GIVEN TASK » Your task is to tally the lines of the listing containing the word "Clean" and report the figure alone.

■ ■ ■ ■ ■

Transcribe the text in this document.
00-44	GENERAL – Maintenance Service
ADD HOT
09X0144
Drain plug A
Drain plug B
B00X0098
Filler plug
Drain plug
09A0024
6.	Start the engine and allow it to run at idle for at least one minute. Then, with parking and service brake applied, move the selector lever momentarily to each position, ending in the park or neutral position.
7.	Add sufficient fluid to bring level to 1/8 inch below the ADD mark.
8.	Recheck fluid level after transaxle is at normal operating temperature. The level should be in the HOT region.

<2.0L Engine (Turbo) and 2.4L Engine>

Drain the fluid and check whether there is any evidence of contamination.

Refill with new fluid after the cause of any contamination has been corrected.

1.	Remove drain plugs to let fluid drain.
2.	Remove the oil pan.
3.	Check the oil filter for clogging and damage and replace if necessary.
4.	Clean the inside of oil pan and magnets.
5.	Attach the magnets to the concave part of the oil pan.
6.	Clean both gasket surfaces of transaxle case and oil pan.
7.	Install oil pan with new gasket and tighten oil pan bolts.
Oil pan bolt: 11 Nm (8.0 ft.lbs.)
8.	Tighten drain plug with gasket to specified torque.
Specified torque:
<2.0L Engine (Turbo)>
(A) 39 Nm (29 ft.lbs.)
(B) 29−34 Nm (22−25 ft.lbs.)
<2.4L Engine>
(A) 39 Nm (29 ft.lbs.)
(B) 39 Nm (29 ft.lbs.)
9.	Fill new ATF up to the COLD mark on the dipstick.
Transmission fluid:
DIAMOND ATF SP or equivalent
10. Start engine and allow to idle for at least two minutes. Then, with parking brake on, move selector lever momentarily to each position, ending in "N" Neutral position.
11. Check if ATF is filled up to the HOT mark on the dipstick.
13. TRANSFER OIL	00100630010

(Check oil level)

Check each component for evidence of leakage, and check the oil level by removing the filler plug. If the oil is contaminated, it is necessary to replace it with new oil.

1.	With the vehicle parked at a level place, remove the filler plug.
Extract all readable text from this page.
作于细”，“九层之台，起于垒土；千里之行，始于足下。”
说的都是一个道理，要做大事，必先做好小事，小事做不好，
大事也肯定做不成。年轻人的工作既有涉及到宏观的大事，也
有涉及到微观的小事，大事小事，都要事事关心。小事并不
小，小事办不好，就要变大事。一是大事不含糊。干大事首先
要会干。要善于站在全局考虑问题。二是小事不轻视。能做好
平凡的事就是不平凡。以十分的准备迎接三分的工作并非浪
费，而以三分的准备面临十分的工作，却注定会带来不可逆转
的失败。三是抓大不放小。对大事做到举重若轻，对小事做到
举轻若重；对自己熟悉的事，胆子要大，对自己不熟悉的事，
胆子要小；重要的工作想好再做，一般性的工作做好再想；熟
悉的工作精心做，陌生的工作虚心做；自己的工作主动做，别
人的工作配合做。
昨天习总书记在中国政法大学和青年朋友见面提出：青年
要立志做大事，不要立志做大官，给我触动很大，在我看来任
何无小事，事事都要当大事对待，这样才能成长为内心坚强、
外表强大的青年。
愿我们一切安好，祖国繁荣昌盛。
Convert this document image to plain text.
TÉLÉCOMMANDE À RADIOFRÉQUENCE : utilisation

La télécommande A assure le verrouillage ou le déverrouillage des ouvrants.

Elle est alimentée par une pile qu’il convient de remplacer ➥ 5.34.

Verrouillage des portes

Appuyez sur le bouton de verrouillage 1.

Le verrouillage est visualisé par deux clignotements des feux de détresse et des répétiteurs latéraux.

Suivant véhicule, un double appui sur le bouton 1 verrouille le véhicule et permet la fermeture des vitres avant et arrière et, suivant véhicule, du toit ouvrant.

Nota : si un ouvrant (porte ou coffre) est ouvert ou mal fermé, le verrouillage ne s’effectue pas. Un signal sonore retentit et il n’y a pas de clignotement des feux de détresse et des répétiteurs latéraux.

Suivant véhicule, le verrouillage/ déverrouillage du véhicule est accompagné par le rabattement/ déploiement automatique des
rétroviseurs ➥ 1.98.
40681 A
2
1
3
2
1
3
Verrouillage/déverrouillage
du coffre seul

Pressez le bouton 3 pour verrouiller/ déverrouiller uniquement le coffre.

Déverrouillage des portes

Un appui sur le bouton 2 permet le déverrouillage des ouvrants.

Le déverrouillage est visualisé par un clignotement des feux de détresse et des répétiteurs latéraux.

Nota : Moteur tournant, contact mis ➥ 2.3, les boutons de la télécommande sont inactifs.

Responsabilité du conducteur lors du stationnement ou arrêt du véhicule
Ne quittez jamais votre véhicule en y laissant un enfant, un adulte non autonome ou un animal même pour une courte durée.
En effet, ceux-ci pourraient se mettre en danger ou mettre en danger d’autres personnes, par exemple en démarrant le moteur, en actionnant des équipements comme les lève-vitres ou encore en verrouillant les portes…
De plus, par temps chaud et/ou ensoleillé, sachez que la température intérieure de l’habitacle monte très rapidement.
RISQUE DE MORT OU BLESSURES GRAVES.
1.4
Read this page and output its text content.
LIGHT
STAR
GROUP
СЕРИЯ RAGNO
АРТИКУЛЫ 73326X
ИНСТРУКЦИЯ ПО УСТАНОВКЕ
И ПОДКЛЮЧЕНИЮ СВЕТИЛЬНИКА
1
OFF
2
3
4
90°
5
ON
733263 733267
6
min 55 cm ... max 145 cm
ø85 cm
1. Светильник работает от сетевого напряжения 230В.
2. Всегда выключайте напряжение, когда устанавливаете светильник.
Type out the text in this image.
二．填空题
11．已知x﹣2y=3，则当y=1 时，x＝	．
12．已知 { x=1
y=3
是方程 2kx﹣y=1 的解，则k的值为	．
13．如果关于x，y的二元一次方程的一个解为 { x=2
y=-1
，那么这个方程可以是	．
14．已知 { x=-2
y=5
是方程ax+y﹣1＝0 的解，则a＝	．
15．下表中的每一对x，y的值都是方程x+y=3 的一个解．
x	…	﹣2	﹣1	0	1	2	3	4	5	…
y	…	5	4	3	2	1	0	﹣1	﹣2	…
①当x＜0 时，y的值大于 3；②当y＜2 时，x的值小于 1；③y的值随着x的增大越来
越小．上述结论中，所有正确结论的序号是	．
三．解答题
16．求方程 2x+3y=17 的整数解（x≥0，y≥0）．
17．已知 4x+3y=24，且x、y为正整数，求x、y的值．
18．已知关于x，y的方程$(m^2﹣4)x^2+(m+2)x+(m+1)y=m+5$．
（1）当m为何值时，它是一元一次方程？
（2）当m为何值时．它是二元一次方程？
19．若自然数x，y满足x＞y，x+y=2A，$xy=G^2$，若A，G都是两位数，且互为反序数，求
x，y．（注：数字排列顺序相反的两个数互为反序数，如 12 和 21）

■ ■ ■ ■ ■

THE REPLY » 2